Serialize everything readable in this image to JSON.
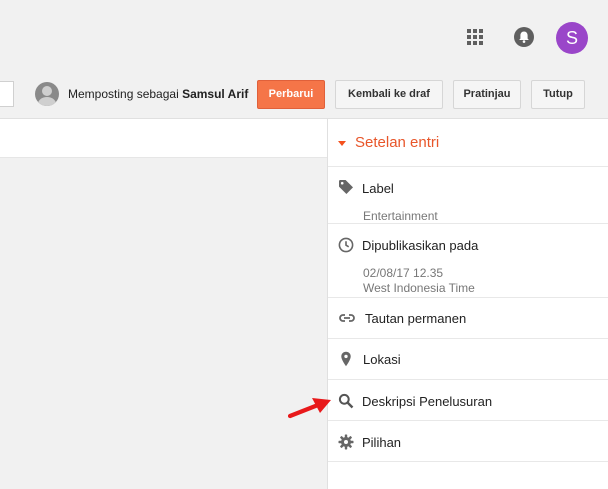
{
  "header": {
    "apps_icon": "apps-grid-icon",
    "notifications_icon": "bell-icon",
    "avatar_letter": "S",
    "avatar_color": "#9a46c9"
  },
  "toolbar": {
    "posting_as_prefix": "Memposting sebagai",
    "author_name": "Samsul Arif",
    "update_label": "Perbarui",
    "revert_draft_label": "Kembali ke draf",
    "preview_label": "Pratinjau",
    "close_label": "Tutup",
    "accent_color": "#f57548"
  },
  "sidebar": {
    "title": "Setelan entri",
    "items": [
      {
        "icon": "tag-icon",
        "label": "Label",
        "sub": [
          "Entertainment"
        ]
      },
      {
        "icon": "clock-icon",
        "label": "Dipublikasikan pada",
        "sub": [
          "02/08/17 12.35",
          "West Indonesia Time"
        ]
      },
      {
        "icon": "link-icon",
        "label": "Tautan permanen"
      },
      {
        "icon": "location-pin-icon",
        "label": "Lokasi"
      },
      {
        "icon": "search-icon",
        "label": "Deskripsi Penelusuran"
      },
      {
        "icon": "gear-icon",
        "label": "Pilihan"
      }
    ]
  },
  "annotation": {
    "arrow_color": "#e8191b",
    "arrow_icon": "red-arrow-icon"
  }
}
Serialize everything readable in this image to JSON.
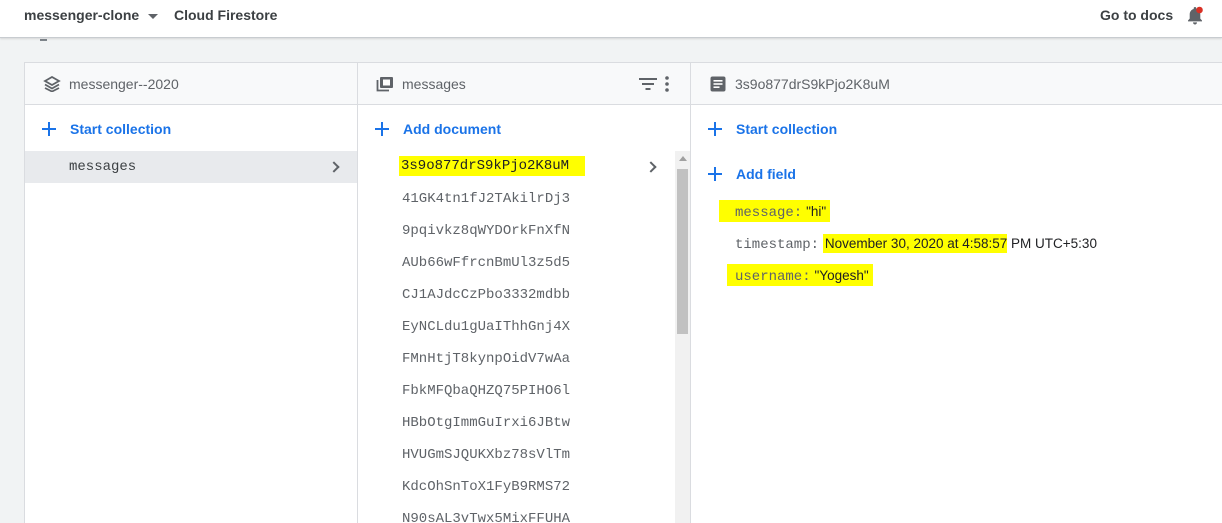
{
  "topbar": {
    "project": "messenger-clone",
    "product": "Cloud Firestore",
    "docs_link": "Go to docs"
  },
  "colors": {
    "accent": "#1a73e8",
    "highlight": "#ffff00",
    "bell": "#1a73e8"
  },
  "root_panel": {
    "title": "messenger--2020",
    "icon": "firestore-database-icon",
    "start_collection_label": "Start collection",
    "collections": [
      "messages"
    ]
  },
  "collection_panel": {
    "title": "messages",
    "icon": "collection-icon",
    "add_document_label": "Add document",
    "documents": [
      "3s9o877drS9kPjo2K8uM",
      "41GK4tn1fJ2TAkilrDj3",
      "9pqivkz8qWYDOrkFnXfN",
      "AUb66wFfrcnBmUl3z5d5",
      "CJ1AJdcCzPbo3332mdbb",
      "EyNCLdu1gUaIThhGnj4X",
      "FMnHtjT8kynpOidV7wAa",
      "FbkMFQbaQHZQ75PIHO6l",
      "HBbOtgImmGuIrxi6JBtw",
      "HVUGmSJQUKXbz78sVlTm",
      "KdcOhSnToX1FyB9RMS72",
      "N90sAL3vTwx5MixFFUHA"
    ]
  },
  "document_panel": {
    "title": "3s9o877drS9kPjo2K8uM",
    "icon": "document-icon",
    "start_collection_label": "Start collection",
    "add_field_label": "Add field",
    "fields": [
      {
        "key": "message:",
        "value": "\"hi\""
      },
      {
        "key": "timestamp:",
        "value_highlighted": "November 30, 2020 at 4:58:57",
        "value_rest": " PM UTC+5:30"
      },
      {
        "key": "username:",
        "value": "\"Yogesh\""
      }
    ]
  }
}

*Written problem*
Identify each line in the records above containing the word "title"; copy those lines.

*Solution to this problem*
    "title": "Setelan entri",
    "title": "messenger--2020",
    "title": "messages",
    "title": "3s9o877drS9kPjo2K8uM",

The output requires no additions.